**DIRECTIONS FOR THIS TASK:**
Lines with "Buettner": pull these out of the listing below.

EXTRACTED RECORDS: Begin

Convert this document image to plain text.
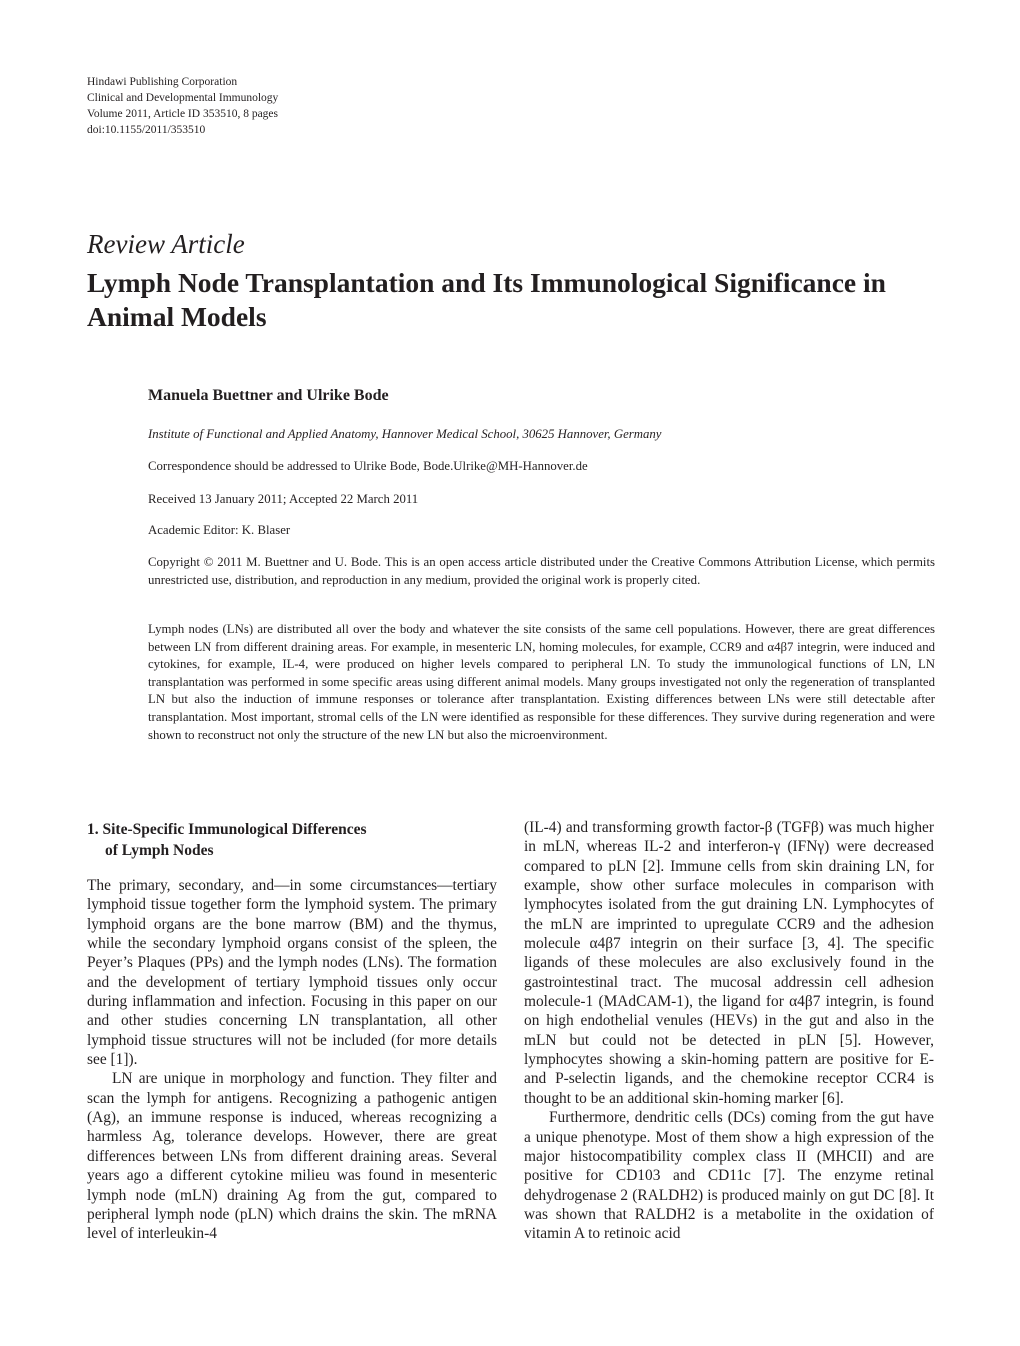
Hindawi Publishing Corporation

Clinical and Developmental Immunology

Volume 2011, Article ID 353510, 8 pages

doi:10.1155/2011/353510

Review Article

Lymph Node Transplantation and Its Immunological Significance in Animal Models

Manuela Buettner and Ulrike Bode

Institute of Functional and Applied Anatomy, Hannover Medical School, 30625 Hannover, Germany

Correspondence should be addressed to Ulrike Bode, Bode.Ulrike@MH-Hannover.de

Received 13 January 2011; Accepted 22 March 2011

Academic Editor: K. Blaser

Copyright © 2011 M. Buettner and U. Bode. This is an open access article distributed under the Creative Commons Attribution License, which permits unrestricted use, distribution, and reproduction in any medium, provided the original work is properly cited.

Lymph nodes (LNs) are distributed all over the body and whatever the site consists of the same cell populations. However, there are great differences between LN from different draining areas. For example, in mesenteric LN, homing molecules, for example, CCR9 and α4β7 integrin, were induced and cytokines, for example, IL-4, were produced on higher levels compared to peripheral LN. To study the immunological functions of LN, LN transplantation was performed in some specific areas using different animal models. Many groups investigated not only the regeneration of transplanted LN but also the induction of immune responses or tolerance after transplantation. Existing differences between LNs were still detectable after transplantation. Most important, stromal cells of the LN were identified as responsible for these differences. They survive during regeneration and were shown to reconstruct not only the structure of the new LN but also the microenvironment.

1. Site-Specific Immunological Differences
of Lymph Nodes

The primary, secondary, and—in some circumstances—tertiary lymphoid tissue together form the lymphoid system. The primary lymphoid organs are the bone marrow (BM) and the thymus, while the secondary lymphoid organs consist of the spleen, the Peyer’s Plaques (PPs) and the lymph nodes (LNs). The formation and the development of tertiary lymphoid tissues only occur during inflammation and infection. Focusing in this paper on our and other studies concerning LN transplantation, all other lymphoid tissue structures will not be included (for more details see [1]).

LN are unique in morphology and function. They filter and scan the lymph for antigens. Recognizing a pathogenic antigen (Ag), an immune response is induced, whereas recognizing a harmless Ag, tolerance develops. However, there are great differences between LNs from different draining areas. Several years ago a different cytokine milieu was found in mesenteric lymph node (mLN) draining Ag from the gut, compared to peripheral lymph node (pLN) which drains the skin. The mRNA level of interleukin-4

(IL-4) and transforming growth factor-β (TGFβ) was much higher in mLN, whereas IL-2 and interferon-γ (IFNγ) were decreased compared to pLN [2]. Immune cells from skin draining LN, for example, show other surface molecules in comparison with lymphocytes isolated from the gut draining LN. Lymphocytes of the mLN are imprinted to upregulate CCR9 and the adhesion molecule α4β7 integrin on their surface [3, 4]. The specific ligands of these molecules are also exclusively found in the gastrointestinal tract. The mucosal addressin cell adhesion molecule-1 (MAdCAM-1), the ligand for α4β7 integrin, is found on high endothelial venules (HEVs) in the gut and also in the mLN but could not be detected in pLN [5]. However, lymphocytes showing a skin-homing pattern are positive for E- and P-selectin ligands, and the chemokine receptor CCR4 is thought to be an additional skin-homing marker [6].

Furthermore, dendritic cells (DCs) coming from the gut have a unique phenotype. Most of them show a high expression of the major histocompatibility complex class II (MHCII) and are positive for CD103 and CD11c [7]. The enzyme retinal dehydrogenase 2 (RALDH2) is produced mainly on gut DC [8]. It was shown that RALDH2 is a metabolite in the oxidation of vitamin A to retinoic acid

EXTRACTED RECORDS: End

**TASK ANSWER:**
Manuela Buettner and Ulrike Bode
Copyright © 2011 M. Buettner and U. Bode. This is an open access article distributed under the Creative Commons Attribution License, which permits unrestricted use, distribution, and reproduction in any medium, provided the original work is properly cited.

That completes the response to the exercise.